INSTRUCTIONS FOR THE TASK
Copy every line of the data below that contains the string "bounding". Letter case counts.
►
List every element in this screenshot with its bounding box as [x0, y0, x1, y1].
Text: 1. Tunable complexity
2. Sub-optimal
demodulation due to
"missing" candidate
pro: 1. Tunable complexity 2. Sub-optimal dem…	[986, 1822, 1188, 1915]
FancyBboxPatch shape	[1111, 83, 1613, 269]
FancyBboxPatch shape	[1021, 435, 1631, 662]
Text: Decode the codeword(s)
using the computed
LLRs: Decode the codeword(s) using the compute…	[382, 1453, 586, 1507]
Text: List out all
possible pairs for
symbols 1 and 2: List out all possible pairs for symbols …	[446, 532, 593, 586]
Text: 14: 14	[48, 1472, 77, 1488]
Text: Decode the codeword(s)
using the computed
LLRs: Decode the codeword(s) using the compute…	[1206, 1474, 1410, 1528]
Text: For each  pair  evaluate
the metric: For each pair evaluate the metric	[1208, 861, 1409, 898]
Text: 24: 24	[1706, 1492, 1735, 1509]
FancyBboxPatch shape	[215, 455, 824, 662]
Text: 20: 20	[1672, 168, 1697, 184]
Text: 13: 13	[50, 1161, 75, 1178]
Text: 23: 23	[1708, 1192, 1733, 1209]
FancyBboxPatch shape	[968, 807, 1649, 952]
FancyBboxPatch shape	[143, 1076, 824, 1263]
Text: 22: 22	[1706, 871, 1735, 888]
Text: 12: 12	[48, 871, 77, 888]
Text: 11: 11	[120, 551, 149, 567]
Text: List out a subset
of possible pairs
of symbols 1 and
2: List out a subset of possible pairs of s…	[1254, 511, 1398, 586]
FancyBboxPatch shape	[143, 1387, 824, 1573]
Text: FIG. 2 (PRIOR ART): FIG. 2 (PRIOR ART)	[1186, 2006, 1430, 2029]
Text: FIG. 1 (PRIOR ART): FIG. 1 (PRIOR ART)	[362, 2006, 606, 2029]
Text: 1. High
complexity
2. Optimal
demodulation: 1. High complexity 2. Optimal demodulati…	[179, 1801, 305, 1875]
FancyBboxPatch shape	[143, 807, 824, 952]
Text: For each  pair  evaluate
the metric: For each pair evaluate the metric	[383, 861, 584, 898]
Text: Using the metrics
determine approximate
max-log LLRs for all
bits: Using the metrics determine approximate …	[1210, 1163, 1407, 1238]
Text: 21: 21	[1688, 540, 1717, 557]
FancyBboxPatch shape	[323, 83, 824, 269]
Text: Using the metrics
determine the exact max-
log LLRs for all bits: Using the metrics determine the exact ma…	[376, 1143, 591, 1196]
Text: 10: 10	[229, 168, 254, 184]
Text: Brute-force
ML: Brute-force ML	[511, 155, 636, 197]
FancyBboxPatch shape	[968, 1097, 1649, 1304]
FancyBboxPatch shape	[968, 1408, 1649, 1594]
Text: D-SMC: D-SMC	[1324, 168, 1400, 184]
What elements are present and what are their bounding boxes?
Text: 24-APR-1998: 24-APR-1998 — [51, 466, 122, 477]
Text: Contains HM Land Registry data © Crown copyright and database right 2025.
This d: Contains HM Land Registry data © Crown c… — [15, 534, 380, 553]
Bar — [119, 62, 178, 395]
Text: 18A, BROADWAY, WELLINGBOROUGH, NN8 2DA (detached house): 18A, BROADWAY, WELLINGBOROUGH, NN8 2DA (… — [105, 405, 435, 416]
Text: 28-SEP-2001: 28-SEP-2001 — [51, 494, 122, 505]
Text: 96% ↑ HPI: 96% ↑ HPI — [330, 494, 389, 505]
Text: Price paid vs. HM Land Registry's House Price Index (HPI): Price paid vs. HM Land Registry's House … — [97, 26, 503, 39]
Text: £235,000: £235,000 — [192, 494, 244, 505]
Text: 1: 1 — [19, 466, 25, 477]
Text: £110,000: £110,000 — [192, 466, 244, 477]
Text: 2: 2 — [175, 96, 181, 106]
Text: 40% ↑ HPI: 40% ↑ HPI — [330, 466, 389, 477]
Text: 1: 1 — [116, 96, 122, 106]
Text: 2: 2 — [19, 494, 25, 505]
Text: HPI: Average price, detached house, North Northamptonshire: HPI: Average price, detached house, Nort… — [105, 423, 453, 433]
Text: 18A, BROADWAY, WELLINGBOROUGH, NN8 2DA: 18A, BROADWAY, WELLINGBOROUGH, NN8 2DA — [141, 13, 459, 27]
◄
EXERCISE OUTPUT
List every element in this screenshot with its bounding box as [x0, y0, x1, y1].
What elements are present and what are their bounding boxes?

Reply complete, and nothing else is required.